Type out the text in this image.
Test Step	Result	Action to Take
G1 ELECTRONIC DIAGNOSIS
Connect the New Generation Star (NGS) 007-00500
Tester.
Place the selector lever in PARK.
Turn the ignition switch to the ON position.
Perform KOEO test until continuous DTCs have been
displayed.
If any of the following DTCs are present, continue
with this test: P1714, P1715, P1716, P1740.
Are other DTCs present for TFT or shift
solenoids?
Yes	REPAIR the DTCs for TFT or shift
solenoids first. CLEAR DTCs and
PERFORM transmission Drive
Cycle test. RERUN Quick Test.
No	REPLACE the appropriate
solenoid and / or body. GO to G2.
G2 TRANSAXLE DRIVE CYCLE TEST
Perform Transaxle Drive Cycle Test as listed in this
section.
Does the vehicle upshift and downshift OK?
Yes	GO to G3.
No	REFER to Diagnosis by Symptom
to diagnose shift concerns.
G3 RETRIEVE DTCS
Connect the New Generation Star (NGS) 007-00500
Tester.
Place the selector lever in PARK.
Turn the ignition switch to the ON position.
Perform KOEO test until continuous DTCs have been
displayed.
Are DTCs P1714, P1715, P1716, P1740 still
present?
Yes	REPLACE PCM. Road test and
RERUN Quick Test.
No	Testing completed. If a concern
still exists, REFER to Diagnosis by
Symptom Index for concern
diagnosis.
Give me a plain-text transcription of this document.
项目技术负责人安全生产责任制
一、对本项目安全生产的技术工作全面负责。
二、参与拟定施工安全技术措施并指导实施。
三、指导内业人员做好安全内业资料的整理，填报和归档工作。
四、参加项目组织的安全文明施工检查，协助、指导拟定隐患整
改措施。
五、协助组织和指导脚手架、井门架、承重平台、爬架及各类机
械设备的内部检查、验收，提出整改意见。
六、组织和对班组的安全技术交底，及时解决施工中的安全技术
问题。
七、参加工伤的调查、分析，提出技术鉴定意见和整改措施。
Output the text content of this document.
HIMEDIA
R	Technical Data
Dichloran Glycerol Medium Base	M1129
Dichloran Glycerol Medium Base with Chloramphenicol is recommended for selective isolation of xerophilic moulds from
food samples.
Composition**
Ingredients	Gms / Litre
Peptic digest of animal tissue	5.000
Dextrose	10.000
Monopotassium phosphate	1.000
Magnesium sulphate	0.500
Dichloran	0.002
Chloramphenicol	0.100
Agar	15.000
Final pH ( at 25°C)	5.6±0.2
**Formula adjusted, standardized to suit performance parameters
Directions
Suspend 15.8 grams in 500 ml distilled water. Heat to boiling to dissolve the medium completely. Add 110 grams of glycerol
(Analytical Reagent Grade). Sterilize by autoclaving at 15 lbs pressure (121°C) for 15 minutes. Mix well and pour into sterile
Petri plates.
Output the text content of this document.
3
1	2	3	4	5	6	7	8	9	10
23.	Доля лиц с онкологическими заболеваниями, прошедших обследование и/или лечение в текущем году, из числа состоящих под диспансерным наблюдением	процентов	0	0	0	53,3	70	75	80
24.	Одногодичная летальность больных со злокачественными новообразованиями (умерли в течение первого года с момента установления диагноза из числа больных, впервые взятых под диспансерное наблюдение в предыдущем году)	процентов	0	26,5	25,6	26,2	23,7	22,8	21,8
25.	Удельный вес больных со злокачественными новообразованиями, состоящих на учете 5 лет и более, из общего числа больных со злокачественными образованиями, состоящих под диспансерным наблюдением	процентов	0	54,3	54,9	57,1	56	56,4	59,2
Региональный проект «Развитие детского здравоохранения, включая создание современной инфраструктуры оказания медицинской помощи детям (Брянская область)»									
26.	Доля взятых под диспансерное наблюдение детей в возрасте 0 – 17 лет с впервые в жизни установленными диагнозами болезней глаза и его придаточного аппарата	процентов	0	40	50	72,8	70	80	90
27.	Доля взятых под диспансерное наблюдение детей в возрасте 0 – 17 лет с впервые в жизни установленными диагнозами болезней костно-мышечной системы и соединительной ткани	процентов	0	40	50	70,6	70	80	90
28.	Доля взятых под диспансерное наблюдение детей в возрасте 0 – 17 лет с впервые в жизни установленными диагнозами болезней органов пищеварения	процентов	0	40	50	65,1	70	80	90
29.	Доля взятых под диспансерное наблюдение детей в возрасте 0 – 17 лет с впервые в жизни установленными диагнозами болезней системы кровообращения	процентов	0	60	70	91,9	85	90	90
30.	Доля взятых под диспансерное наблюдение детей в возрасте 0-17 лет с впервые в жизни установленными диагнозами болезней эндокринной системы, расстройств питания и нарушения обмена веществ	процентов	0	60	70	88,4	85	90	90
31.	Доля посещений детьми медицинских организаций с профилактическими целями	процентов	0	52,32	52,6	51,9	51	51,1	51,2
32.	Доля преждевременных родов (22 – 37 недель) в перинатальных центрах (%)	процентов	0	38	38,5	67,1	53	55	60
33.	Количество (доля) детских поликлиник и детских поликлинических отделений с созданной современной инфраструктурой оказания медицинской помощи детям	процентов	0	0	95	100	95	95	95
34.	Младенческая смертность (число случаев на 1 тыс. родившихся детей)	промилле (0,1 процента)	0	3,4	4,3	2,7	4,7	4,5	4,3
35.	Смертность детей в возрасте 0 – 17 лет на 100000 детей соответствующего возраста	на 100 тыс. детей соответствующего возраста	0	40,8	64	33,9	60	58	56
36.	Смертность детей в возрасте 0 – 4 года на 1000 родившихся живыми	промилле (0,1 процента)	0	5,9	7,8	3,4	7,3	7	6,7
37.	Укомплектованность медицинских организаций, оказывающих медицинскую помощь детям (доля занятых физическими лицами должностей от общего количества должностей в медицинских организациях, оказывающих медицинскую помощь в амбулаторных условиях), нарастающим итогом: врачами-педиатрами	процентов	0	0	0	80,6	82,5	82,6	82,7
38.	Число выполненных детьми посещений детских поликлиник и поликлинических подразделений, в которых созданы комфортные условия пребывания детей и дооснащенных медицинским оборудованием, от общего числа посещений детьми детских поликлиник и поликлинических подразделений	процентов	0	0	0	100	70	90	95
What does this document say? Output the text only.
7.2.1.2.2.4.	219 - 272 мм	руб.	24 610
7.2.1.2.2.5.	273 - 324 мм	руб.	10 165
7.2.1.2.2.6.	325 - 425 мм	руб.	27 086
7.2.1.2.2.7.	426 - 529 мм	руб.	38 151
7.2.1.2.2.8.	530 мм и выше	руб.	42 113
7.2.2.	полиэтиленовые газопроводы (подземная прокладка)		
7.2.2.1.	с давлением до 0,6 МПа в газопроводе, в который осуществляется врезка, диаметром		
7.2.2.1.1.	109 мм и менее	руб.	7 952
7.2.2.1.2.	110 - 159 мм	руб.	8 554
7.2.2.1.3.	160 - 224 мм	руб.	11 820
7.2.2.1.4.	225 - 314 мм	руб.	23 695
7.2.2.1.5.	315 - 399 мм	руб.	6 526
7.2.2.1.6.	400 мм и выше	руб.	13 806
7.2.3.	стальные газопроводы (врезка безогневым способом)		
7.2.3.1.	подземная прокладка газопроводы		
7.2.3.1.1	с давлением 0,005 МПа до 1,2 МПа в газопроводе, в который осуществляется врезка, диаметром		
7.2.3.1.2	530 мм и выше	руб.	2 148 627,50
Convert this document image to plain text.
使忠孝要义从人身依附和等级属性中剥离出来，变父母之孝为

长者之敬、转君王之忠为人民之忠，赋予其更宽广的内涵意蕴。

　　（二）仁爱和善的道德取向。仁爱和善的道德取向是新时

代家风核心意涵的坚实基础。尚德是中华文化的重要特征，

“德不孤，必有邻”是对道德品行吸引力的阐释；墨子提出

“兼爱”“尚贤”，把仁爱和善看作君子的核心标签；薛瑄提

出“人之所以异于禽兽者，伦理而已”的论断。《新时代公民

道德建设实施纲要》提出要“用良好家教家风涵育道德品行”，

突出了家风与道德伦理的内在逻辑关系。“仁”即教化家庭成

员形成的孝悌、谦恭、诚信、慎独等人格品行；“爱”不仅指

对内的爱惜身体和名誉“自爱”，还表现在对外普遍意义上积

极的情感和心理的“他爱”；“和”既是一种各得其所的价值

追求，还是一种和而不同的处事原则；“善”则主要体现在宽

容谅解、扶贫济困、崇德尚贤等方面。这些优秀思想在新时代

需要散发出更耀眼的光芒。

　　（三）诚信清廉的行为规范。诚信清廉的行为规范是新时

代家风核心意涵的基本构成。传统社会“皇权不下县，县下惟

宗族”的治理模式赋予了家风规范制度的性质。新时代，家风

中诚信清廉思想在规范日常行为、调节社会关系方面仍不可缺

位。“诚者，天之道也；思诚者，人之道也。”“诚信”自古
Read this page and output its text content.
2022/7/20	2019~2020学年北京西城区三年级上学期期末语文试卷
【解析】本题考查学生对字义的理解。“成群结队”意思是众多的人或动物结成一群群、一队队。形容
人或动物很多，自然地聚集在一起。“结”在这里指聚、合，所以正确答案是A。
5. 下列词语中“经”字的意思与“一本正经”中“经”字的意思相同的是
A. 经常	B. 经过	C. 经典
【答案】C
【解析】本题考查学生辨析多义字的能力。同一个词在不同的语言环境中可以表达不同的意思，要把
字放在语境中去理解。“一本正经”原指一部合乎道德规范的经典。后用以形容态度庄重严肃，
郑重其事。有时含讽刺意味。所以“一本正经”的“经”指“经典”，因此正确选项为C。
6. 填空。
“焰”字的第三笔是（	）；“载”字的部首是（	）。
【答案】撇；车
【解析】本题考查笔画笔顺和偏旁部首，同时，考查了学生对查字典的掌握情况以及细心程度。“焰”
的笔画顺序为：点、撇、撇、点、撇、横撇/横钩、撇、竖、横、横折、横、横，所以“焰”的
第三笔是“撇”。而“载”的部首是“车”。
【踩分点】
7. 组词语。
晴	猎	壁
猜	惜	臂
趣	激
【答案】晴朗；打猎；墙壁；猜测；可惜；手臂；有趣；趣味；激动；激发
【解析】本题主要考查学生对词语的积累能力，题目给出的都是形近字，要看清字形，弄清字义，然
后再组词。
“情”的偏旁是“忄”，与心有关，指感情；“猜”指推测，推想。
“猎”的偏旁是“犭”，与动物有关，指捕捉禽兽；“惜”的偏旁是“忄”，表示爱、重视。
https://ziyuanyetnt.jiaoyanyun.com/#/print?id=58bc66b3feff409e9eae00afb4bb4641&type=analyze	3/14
________________________
§ **WORK TO DO**: Using the listing above, show each line holding the string "медицинской".

§ **RESULT FOR THIS EXERCISE**:
Региональный проект «Развитие детского здравоохранения, включая создание современной инфраструктуры оказания медицинской помощи детям (Брянская область)»									
33.	Количество (доля) детских поликлиник и детских поликлинических отделений с созданной современной инфраструктурой оказания медицинской помощи детям	процентов	0	0	95	100	95	95	95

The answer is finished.